- Short problem
The records underneath are to be repeated exactly, with the pictures left out.

○ ○ ○

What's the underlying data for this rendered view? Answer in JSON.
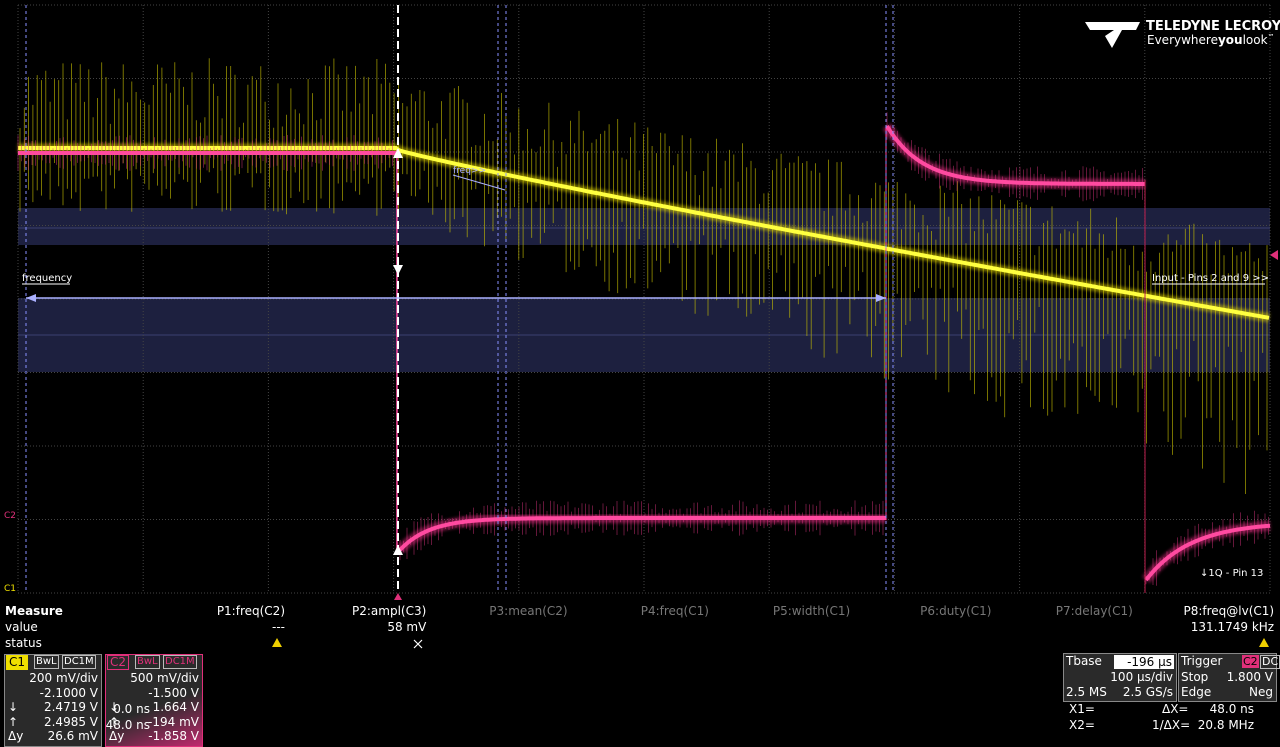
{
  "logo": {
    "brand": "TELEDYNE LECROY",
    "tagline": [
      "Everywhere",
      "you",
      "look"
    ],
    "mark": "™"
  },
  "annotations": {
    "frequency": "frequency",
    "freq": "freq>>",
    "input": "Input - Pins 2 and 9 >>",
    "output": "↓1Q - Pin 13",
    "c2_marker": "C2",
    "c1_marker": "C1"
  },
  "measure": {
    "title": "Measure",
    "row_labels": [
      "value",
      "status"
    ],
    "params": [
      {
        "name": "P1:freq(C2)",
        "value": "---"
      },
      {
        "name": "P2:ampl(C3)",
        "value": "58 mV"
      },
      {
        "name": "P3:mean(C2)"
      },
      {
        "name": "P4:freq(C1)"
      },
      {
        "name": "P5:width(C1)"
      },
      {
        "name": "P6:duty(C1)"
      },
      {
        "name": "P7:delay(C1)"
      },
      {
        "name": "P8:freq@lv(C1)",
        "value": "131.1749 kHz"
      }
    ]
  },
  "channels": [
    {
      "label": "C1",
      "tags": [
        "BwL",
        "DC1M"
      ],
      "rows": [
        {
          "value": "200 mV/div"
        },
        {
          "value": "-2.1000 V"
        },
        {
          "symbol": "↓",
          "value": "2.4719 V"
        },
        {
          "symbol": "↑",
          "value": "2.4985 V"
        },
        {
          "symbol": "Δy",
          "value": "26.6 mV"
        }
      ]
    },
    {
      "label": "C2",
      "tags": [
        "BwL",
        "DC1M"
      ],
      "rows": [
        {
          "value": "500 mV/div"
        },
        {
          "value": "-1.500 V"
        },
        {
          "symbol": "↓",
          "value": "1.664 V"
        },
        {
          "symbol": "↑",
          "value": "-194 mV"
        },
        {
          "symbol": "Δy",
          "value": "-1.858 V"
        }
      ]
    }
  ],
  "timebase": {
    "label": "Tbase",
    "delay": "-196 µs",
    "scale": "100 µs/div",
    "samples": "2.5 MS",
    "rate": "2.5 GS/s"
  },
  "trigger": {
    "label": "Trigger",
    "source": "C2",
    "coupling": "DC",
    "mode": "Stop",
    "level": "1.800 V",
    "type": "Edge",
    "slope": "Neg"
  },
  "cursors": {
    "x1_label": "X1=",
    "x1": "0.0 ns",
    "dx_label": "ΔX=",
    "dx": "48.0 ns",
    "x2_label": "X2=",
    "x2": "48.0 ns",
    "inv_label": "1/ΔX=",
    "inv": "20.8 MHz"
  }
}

○ ○ ○

- Exercise output
What's the underlying data for this rendered view? Answer in JSON.
{
  "logo": {
    "brand": "TELEDYNE LECROY",
    "tagline": [
      "Everywhere",
      "you",
      "look"
    ],
    "mark": "™"
  },
  "annotations": {
    "frequency": "frequency",
    "freq": "freq>>",
    "input": "Input - Pins 2 and 9 >>",
    "output": "↓1Q - Pin 13",
    "c2_marker": "C2",
    "c1_marker": "C1"
  },
  "measure": {
    "title": "Measure",
    "row_labels": [
      "value",
      "status"
    ],
    "params": [
      {
        "name": "P1:freq(C2)",
        "value": "---"
      },
      {
        "name": "P2:ampl(C3)",
        "value": "58 mV"
      },
      {
        "name": "P3:mean(C2)"
      },
      {
        "name": "P4:freq(C1)"
      },
      {
        "name": "P5:width(C1)"
      },
      {
        "name": "P6:duty(C1)"
      },
      {
        "name": "P7:delay(C1)"
      },
      {
        "name": "P8:freq@lv(C1)",
        "value": "131.1749 kHz"
      }
    ]
  },
  "channels": [
    {
      "label": "C1",
      "tags": [
        "BwL",
        "DC1M"
      ],
      "rows": [
        {
          "value": "200 mV/div"
        },
        {
          "value": "-2.1000 V"
        },
        {
          "symbol": "↓",
          "value": "2.4719 V"
        },
        {
          "symbol": "↑",
          "value": "2.4985 V"
        },
        {
          "symbol": "Δy",
          "value": "26.6 mV"
        }
      ]
    },
    {
      "label": "C2",
      "tags": [
        "BwL",
        "DC1M"
      ],
      "rows": [
        {
          "value": "500 mV/div"
        },
        {
          "value": "-1.500 V"
        },
        {
          "symbol": "↓",
          "value": "1.664 V"
        },
        {
          "symbol": "↑",
          "value": "-194 mV"
        },
        {
          "symbol": "Δy",
          "value": "-1.858 V"
        }
      ]
    }
  ],
  "timebase": {
    "label": "Tbase",
    "delay": "-196 µs",
    "scale": "100 µs/div",
    "samples": "2.5 MS",
    "rate": "2.5 GS/s"
  },
  "trigger": {
    "label": "Trigger",
    "source": "C2",
    "coupling": "DC",
    "mode": "Stop",
    "level": "1.800 V",
    "type": "Edge",
    "slope": "Neg"
  },
  "cursors": {
    "x1_label": "X1=",
    "x1": "0.0 ns",
    "dx_label": "ΔX=",
    "dx": "48.0 ns",
    "x2_label": "X2=",
    "x2": "48.0 ns",
    "inv_label": "1/ΔX=",
    "inv": "20.8 MHz"
  }
}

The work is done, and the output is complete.